Exercise goal: Using the data below, gather each line that includes the word "النبي".

Data to process:
╭──
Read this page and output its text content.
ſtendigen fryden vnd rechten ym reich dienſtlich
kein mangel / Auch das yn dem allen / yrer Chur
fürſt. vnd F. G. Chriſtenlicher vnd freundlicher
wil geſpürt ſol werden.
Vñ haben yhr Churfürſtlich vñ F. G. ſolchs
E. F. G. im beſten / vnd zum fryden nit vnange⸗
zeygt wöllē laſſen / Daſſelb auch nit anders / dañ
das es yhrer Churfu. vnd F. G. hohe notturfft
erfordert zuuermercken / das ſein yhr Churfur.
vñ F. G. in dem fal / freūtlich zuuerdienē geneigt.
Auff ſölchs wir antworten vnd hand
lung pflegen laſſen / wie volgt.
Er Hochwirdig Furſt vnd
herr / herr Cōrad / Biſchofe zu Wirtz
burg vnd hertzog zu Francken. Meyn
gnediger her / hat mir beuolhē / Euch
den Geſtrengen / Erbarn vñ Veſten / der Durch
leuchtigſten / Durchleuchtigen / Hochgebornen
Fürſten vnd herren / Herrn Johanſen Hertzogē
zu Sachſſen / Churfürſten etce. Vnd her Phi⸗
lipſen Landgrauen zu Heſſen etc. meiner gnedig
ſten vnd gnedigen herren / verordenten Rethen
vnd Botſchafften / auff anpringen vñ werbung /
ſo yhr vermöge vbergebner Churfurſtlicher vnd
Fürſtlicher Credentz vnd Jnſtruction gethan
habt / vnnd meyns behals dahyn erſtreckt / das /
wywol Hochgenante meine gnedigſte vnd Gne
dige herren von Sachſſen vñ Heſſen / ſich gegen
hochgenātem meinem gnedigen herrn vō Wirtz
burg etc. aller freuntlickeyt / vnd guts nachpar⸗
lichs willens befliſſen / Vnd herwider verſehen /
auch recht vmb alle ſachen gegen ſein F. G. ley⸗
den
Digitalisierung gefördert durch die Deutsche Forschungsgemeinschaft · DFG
╰──
╭──
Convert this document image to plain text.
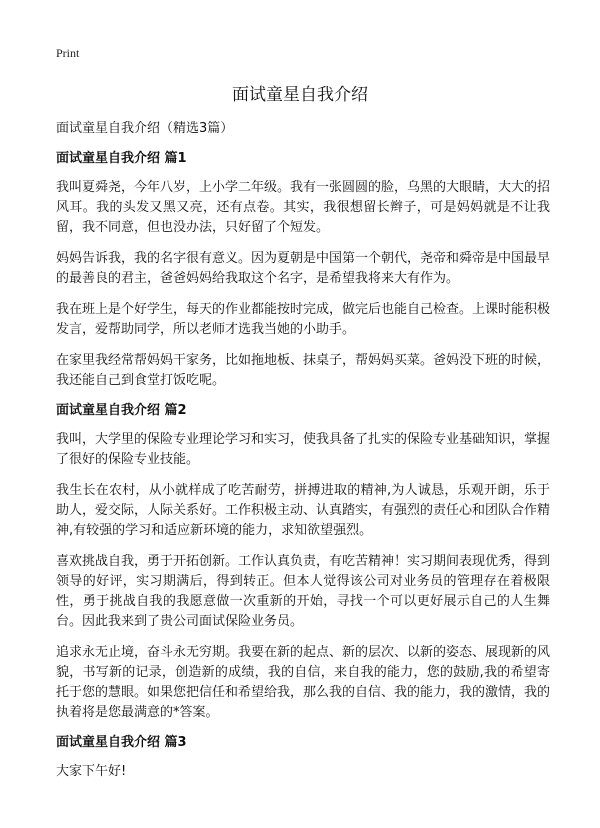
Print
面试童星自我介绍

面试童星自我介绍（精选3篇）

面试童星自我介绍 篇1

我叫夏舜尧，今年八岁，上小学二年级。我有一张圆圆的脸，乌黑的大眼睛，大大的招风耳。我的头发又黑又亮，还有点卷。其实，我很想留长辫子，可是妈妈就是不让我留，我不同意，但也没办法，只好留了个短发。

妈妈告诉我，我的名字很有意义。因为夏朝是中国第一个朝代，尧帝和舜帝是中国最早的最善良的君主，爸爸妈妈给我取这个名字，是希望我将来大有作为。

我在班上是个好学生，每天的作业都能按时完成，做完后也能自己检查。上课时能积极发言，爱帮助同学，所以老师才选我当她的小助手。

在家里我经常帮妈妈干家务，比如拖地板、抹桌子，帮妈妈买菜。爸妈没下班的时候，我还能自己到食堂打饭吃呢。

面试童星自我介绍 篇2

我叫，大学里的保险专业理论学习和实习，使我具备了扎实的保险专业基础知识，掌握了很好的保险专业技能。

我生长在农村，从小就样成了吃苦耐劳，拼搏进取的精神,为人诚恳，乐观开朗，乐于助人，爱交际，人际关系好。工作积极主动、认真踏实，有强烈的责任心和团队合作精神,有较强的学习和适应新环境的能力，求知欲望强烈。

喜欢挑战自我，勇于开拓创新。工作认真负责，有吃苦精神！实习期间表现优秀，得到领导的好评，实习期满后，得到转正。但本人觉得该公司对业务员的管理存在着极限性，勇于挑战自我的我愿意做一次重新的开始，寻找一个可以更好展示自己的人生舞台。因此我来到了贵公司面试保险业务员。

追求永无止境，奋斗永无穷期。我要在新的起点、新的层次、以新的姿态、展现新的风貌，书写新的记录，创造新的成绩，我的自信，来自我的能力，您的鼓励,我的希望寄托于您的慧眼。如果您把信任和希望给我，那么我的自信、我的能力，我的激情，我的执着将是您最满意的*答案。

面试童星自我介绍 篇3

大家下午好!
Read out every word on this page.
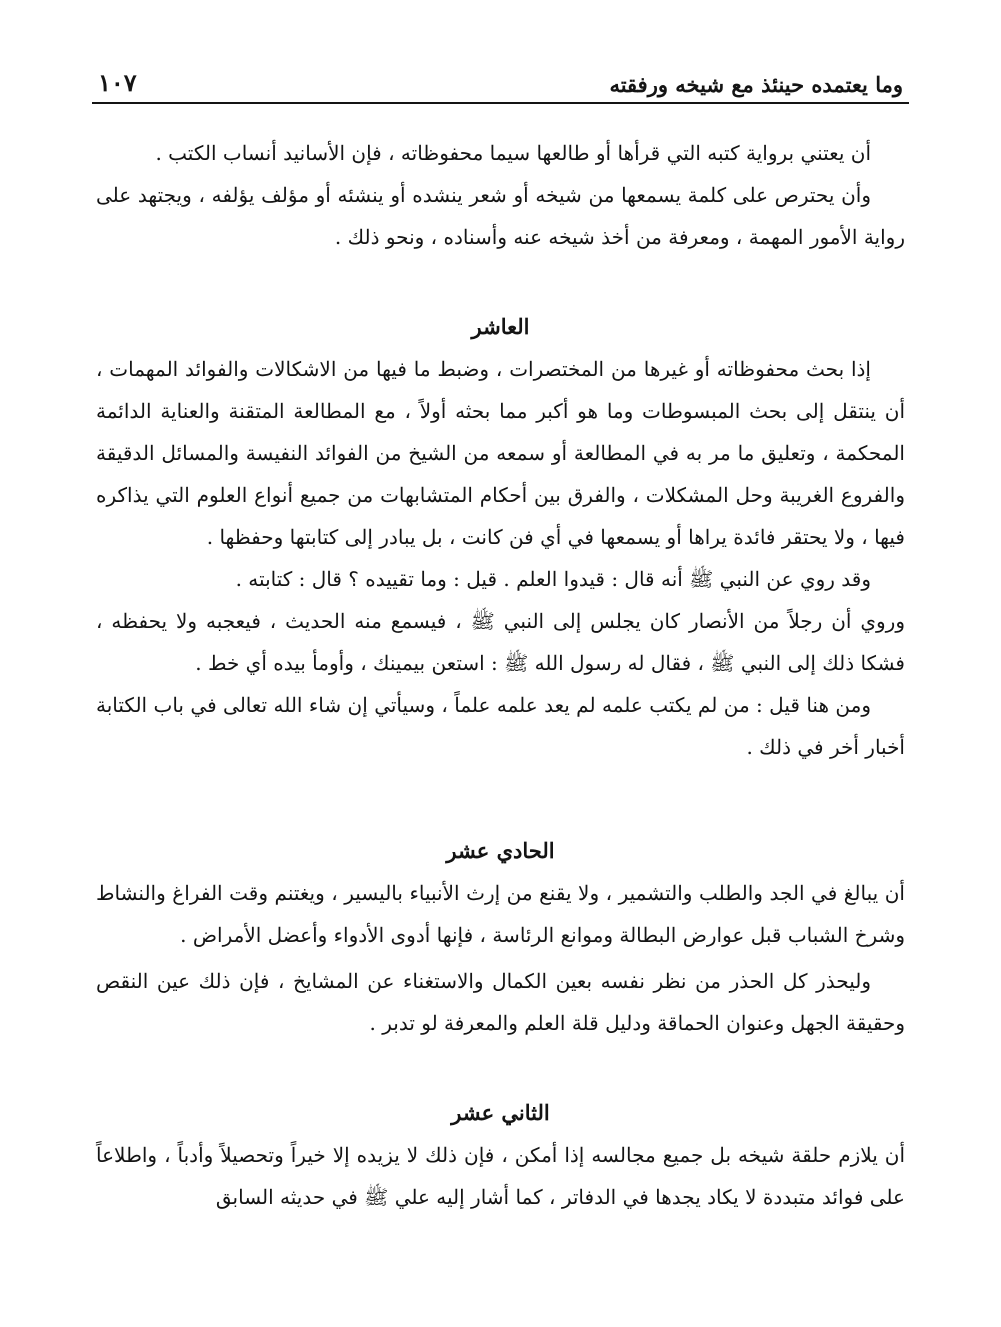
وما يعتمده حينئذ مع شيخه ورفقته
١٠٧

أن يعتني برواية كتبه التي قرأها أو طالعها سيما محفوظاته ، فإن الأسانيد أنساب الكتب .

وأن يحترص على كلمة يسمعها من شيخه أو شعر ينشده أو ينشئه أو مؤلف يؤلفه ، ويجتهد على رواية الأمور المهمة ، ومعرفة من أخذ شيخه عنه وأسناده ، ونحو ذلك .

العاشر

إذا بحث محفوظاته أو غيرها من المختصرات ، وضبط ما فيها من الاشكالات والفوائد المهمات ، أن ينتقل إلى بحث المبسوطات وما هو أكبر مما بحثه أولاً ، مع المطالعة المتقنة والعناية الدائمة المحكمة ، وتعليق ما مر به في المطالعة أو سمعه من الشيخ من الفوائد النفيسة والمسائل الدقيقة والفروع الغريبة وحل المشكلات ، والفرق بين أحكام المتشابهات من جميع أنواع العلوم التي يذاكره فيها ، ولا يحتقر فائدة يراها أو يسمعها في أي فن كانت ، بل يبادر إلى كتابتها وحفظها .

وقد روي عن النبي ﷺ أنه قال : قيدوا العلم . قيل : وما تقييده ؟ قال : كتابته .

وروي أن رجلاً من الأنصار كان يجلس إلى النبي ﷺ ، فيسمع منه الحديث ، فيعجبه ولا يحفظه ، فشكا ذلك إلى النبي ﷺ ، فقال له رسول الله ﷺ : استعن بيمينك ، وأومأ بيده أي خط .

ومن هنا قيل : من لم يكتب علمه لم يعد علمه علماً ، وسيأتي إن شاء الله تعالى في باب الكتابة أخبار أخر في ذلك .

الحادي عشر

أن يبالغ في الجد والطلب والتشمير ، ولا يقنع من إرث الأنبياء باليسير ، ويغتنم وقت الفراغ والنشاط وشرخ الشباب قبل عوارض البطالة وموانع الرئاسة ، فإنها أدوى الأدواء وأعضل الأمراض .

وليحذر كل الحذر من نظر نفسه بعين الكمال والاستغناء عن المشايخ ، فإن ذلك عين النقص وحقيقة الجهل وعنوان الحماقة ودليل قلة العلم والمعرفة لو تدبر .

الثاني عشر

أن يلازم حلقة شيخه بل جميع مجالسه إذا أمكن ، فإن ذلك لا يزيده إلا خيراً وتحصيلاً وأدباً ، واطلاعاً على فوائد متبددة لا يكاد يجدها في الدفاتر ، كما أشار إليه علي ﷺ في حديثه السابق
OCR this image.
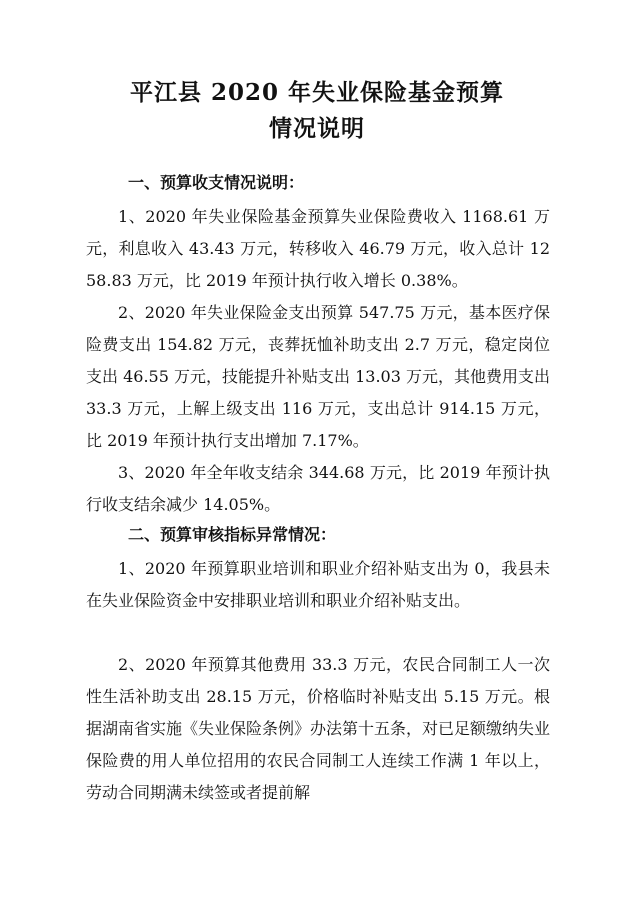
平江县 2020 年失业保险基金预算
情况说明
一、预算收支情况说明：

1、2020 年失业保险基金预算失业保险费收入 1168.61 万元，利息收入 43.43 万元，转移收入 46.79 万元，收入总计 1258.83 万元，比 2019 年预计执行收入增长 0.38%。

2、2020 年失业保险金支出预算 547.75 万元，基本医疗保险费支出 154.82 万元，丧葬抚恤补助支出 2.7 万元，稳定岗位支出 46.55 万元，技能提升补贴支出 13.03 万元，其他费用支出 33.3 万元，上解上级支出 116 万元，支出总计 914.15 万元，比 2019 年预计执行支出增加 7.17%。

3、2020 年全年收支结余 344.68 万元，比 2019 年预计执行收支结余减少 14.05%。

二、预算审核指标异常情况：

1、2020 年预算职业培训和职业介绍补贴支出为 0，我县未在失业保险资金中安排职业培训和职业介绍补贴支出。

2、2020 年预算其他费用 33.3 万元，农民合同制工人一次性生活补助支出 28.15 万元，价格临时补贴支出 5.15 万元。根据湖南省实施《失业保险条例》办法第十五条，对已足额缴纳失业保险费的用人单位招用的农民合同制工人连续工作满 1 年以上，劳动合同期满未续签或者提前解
╰──
╭──
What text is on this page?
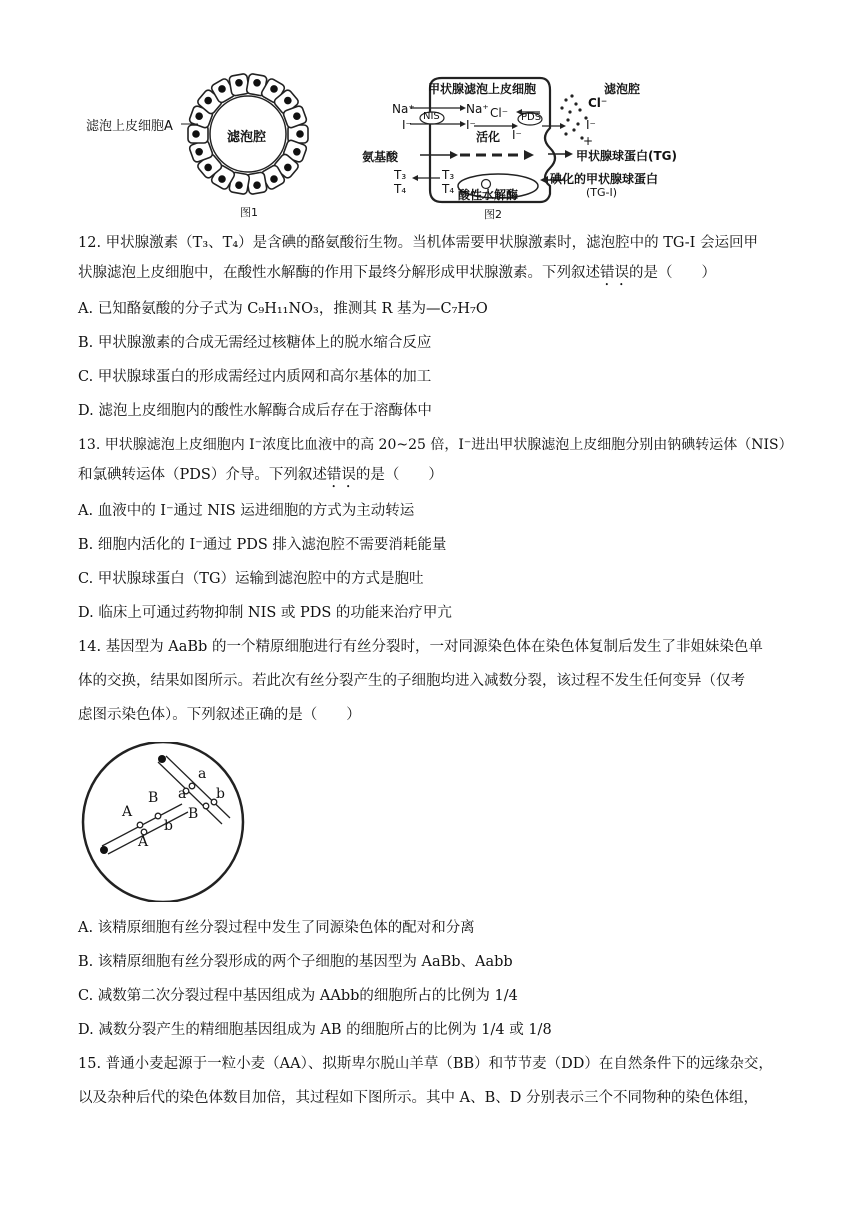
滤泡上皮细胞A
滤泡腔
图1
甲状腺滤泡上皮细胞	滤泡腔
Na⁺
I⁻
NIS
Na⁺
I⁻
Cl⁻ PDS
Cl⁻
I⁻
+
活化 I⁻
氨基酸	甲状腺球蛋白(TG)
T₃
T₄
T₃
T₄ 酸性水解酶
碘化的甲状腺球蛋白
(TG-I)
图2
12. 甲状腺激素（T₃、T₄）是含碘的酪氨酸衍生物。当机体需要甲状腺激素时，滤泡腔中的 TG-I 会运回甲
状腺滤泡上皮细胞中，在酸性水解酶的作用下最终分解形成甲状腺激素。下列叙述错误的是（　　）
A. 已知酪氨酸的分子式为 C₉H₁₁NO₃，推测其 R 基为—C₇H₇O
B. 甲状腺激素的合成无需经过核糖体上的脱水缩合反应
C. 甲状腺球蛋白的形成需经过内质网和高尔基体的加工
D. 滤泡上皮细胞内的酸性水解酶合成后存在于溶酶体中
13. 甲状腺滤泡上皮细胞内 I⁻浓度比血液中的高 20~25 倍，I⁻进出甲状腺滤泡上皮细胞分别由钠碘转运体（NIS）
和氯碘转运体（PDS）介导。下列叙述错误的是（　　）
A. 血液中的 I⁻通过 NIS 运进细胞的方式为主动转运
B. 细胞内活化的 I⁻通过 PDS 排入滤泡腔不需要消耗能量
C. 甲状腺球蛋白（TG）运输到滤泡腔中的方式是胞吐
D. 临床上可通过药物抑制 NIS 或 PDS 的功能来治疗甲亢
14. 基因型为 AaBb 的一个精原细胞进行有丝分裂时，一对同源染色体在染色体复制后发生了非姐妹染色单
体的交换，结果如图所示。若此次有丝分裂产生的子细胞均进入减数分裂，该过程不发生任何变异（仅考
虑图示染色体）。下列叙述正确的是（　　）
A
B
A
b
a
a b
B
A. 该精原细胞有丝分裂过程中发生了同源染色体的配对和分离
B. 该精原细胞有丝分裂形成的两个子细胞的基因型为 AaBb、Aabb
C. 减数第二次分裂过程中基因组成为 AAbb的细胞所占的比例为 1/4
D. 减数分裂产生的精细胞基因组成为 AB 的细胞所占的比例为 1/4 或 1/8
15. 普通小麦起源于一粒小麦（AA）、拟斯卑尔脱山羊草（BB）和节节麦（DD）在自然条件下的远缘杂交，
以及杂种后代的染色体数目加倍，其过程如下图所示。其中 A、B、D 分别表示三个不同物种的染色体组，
╰──
Output of the task:
وقد روي عن النبي ﷺ أنه قال : قيدوا العلم . قيل : وما تقييده ؟ قال : كتابته .
وروي أن رجلاً من الأنصار كان يجلس إلى النبي ﷺ ، فيسمع منه الحديث ، فيعجبه ولا يحفظه ، فشكا ذلك إلى النبي ﷺ ، فقال له رسول الله ﷺ : استعن بيمينك ، وأومأ بيده أي خط .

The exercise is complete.